# Given request A
How many lines of the records contain the string "Contains"? Case counts; give only the number.
— start of Document section —
JinJu Patisserie is a bakery in Portland, Oregon.

Description 
The menu includes chocolates and other desserts (including seasonal specials such as cheesecake and pumpkin pie), croissants and pastries, and hot chocolate.

History 
The bakery opened on April 8, 2019.

Reception 

Michael Russell included JinJu in The Oregonian'''s 2019 overview of Portland's best croissants. Willamette Week included the bakery in a list of "12 things that didn't suck" about 2020. A food writer for the newspaper said, "For aficionados of laminated pastries, JinJu is a precious gem. The best known variation is the croissant, which at JinJu is dark, golden-baked, buttery perfection—if you can get your hands on one before they sell out. But the crown jewel of the lot is the weekend-only gianduja kouign amann, a carmelized sugar-encrusted, crown-shaped pastry with a center core of hazelnut-kissed chocolate cream. It is truly world class. Order it and you might forget for a moment that it's still 2020."
— end of Document section —
— start of Given data —
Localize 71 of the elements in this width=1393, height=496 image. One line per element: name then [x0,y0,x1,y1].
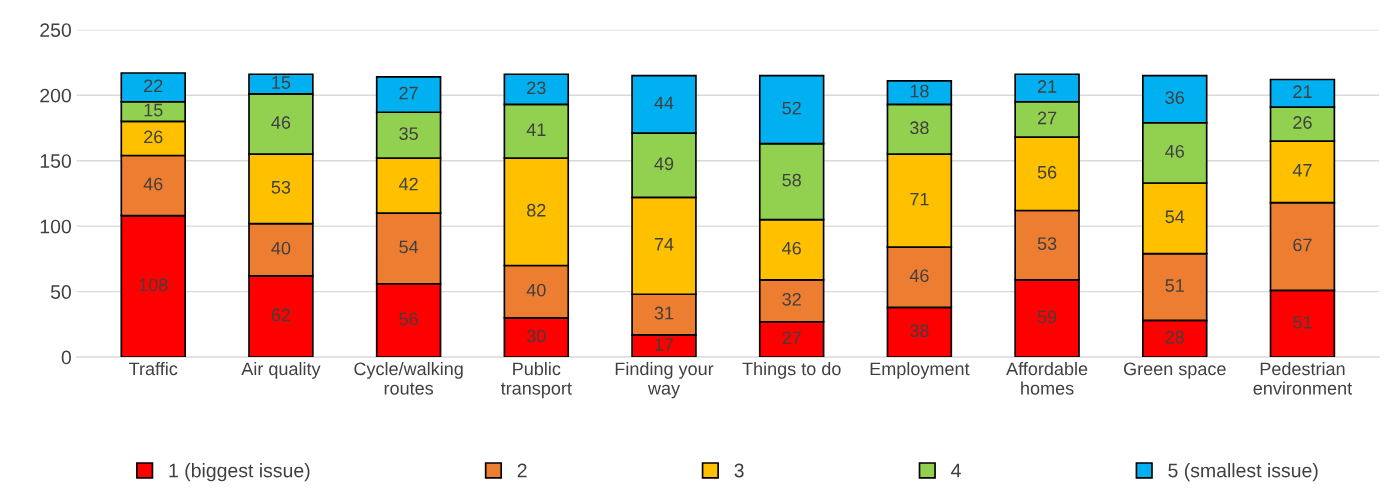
y-tick-label: 50 [50,285,71,299]
legend-label: 3 [734,463,744,478]
data-label: 22 [144,79,163,93]
x-tick-label: Pedestrian environment [1253,361,1353,395]
data-label: 18 [910,84,929,98]
data-label: 40 [271,241,291,255]
data-label: 67 [1293,238,1312,252]
y-tick-label: 0 [61,350,71,365]
y-tick-label: 200 [40,88,71,103]
x-tick-label: Air quality [241,361,321,379]
data-label: 74 [654,238,674,251]
data-label: 53 [1037,237,1057,251]
data-label: 56 [399,312,418,326]
data-label: 44 [654,96,674,110]
y-tick-label: 100 [40,219,71,234]
data-label: 26 [144,130,163,144]
y-tick-label: 150 [40,154,71,168]
data-label: 51 [1165,279,1184,292]
x-tick-label: Affordable homes [1006,361,1088,395]
data-label: 49 [654,157,674,171]
data-label: 32 [782,292,801,306]
data-label: 27 [399,86,418,100]
data-label: 36 [1165,91,1185,105]
data-label: 30 [526,329,546,343]
data-label: 26 [1293,116,1312,129]
y-tick-label: 250 [40,23,71,37]
data-label: 41 [526,123,546,136]
data-label: 51 [1293,315,1312,329]
x-tick-label: Traffic [129,361,178,376]
data-label: 40 [526,283,546,297]
data-label: 54 [399,240,419,254]
x-tick-label: Cycle/walking routes [354,361,463,395]
legend-label: 2 [517,463,527,478]
x-tick-label: Things to do [742,361,841,379]
x-tick-label: Employment [870,361,970,379]
legend-label: 5 (smallest issue) [1168,463,1318,482]
data-label: 28 [1165,330,1185,344]
data-label: 52 [782,101,801,115]
data-label: 31 [654,306,674,320]
data-label: 38 [910,121,929,135]
data-label: 17 [655,338,674,351]
data-label: 46 [909,269,929,283]
data-label: 47 [1292,164,1312,177]
data-label: 54 [1165,210,1185,224]
data-label: 21 [1037,80,1057,93]
data-label: 38 [910,324,929,338]
data-label: 46 [782,241,801,255]
data-label: 23 [527,81,546,95]
data-label: 35 [399,127,418,141]
data-label: 56 [1037,165,1057,179]
x-tick-label: Finding your way [615,361,714,399]
data-label: 46 [271,116,291,129]
data-label: 27 [1037,111,1057,125]
data-label: 42 [398,177,418,191]
data-label: 46 [143,177,163,191]
data-label: 59 [1037,310,1057,324]
data-label: 46 [1165,144,1185,158]
data-label: 82 [527,203,546,217]
data-label: 27 [782,331,801,345]
x-tick-label: Public transport [500,361,572,399]
data-label: 62 [271,308,291,322]
data-label: 15 [144,103,163,117]
data-label: 71 [910,192,929,206]
data-label: 53 [271,180,291,194]
legend-label: 1 (biggest issue) [169,463,310,482]
data-label: 15 [272,76,291,89]
data-label: 21 [1293,85,1312,98]
data-label: 108 [139,278,168,292]
legend-label: 4 [951,463,961,478]
x-tick-label: Green space [1123,362,1226,379]
data-label: 58 [782,173,801,187]
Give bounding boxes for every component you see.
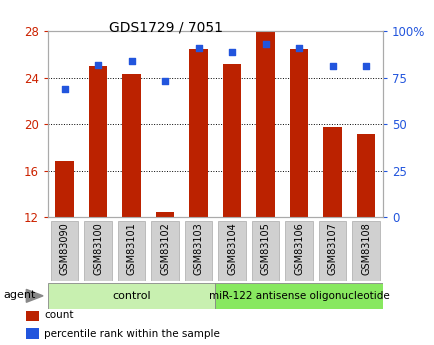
Text: GSM83104: GSM83104 bbox=[227, 223, 237, 275]
Bar bbox=[89, 66, 107, 217]
Text: GSM83105: GSM83105 bbox=[260, 223, 270, 275]
FancyBboxPatch shape bbox=[84, 220, 112, 281]
Text: GSM83090: GSM83090 bbox=[59, 223, 69, 275]
FancyBboxPatch shape bbox=[151, 220, 178, 281]
Point bbox=[195, 45, 202, 51]
FancyBboxPatch shape bbox=[184, 220, 212, 281]
Text: GSM83102: GSM83102 bbox=[160, 223, 170, 275]
Text: GSM83107: GSM83107 bbox=[327, 223, 337, 275]
FancyBboxPatch shape bbox=[251, 220, 279, 281]
Text: control: control bbox=[112, 291, 151, 301]
Text: GSM83108: GSM83108 bbox=[360, 223, 370, 275]
Bar bbox=[356, 134, 375, 217]
Bar bbox=[215, 283, 382, 309]
FancyBboxPatch shape bbox=[51, 220, 78, 281]
Bar bbox=[322, 127, 341, 217]
Text: miR-122 antisense oligonucleotide: miR-122 antisense oligonucleotide bbox=[208, 291, 388, 301]
Point bbox=[261, 41, 268, 47]
Point bbox=[128, 58, 135, 63]
FancyBboxPatch shape bbox=[218, 220, 245, 281]
Point bbox=[161, 79, 168, 84]
Bar bbox=[189, 49, 207, 217]
Bar bbox=[222, 64, 241, 217]
Bar bbox=[26, 309, 39, 321]
Text: GSM83106: GSM83106 bbox=[293, 223, 303, 275]
FancyBboxPatch shape bbox=[352, 220, 379, 281]
Bar bbox=[26, 328, 39, 339]
Point bbox=[228, 49, 235, 54]
Bar bbox=[122, 74, 141, 217]
FancyBboxPatch shape bbox=[318, 220, 345, 281]
Bar bbox=[256, 29, 274, 217]
Point bbox=[61, 86, 68, 91]
Text: GSM83103: GSM83103 bbox=[193, 223, 203, 275]
Bar bbox=[289, 49, 308, 217]
Text: agent: agent bbox=[4, 289, 36, 299]
Text: GSM83101: GSM83101 bbox=[126, 223, 136, 275]
Text: percentile rank within the sample: percentile rank within the sample bbox=[44, 329, 220, 339]
Text: GDS1729 / 7051: GDS1729 / 7051 bbox=[108, 21, 222, 35]
Bar bbox=[155, 211, 174, 217]
Text: GSM83100: GSM83100 bbox=[93, 223, 103, 275]
Point bbox=[295, 45, 302, 51]
Point bbox=[329, 64, 335, 69]
FancyBboxPatch shape bbox=[118, 220, 145, 281]
Polygon shape bbox=[26, 289, 43, 302]
Text: count: count bbox=[44, 310, 74, 321]
Bar bbox=[48, 283, 215, 309]
Point bbox=[362, 64, 369, 69]
FancyBboxPatch shape bbox=[285, 220, 312, 281]
Point bbox=[95, 62, 102, 67]
Bar bbox=[55, 161, 74, 217]
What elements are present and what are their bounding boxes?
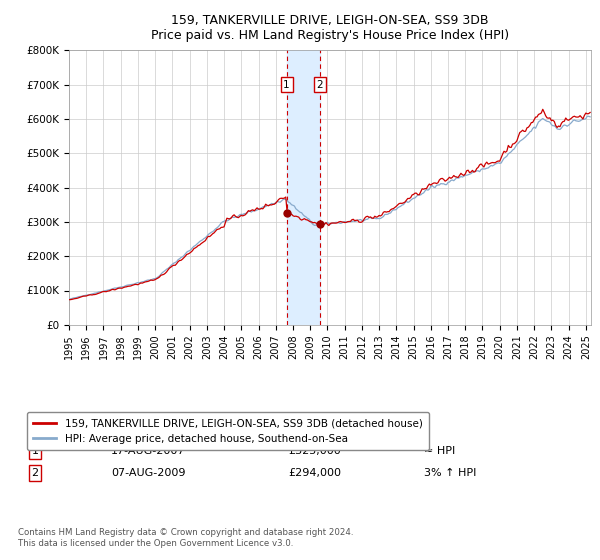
- Text: 07-AUG-2009: 07-AUG-2009: [111, 468, 185, 478]
- Text: 17-AUG-2007: 17-AUG-2007: [111, 446, 185, 456]
- Text: £294,000: £294,000: [288, 468, 341, 478]
- Title: 159, TANKERVILLE DRIVE, LEIGH-ON-SEA, SS9 3DB
Price paid vs. HM Land Registry's : 159, TANKERVILLE DRIVE, LEIGH-ON-SEA, SS…: [151, 15, 509, 43]
- Text: 3% ↑ HPI: 3% ↑ HPI: [424, 468, 476, 478]
- Legend: 159, TANKERVILLE DRIVE, LEIGH-ON-SEA, SS9 3DB (detached house), HPI: Average pri: 159, TANKERVILLE DRIVE, LEIGH-ON-SEA, SS…: [27, 412, 429, 450]
- Text: 1: 1: [32, 446, 38, 456]
- Bar: [287, 50, 320, 325]
- Text: 1: 1: [283, 80, 290, 90]
- Text: 2: 2: [32, 468, 38, 478]
- Text: Contains HM Land Registry data © Crown copyright and database right 2024.
This d: Contains HM Land Registry data © Crown c…: [18, 528, 353, 548]
- Text: 2: 2: [316, 80, 323, 90]
- Text: ≈ HPI: ≈ HPI: [424, 446, 455, 456]
- Text: £325,000: £325,000: [288, 446, 341, 456]
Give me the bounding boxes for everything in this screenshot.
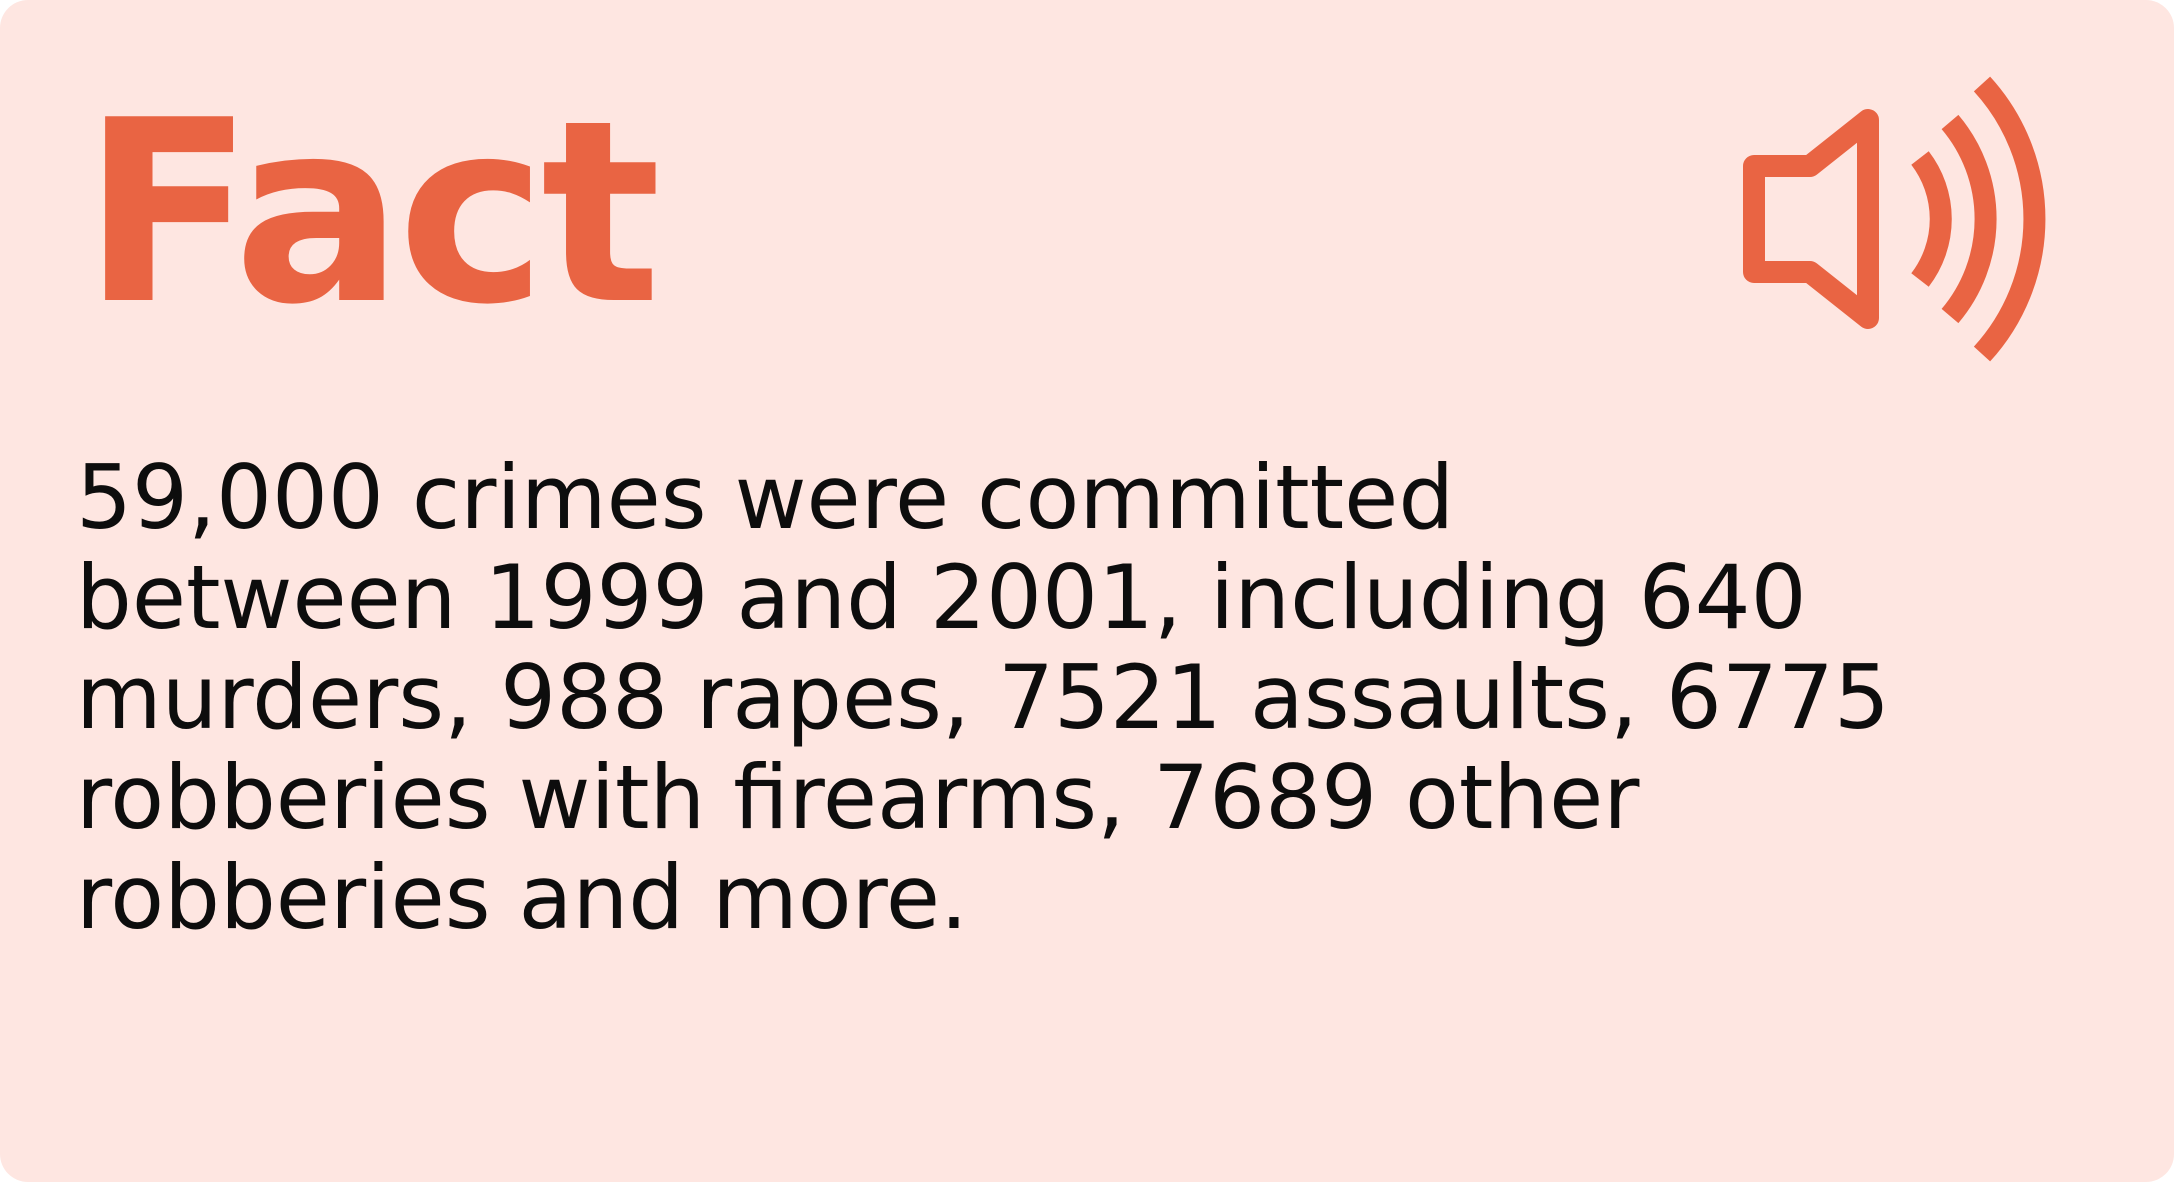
audio-play-button[interactable]: [1738, 70, 2068, 382]
fact-body-line: robberies with firearms, 7689 other: [76, 746, 1640, 849]
fact-body-line: murders, 988 rapes, 7521 assaults, 6775: [76, 646, 1890, 749]
fact-body-line: robberies and more.: [76, 846, 968, 949]
fact-body-line: 59,000 crimes were committed: [76, 446, 1455, 549]
speaker-volume-icon: [1743, 76, 2046, 362]
fact-body-line: between 1999 and 2001, including 640: [76, 546, 1807, 649]
fact-title: Fact: [82, 67, 661, 360]
fact-body: 59,000 crimes were committed between 199…: [76, 448, 2116, 948]
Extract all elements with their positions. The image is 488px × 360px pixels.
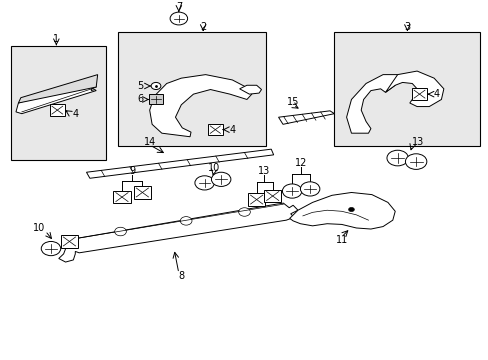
— end of Given data —
# Given request B
Copy the passage of the JinJu Patisserie text from "Description" to "April 8, 2019.", without altering it.

# Correct output A
2

# Correct output B
Description 
The menu includes chocolates and other desserts (including seasonal specials such as cheesecake and pumpkin pie), croissants and pastries, and hot chocolate.

History 
The bakery opened on April 8, 2019.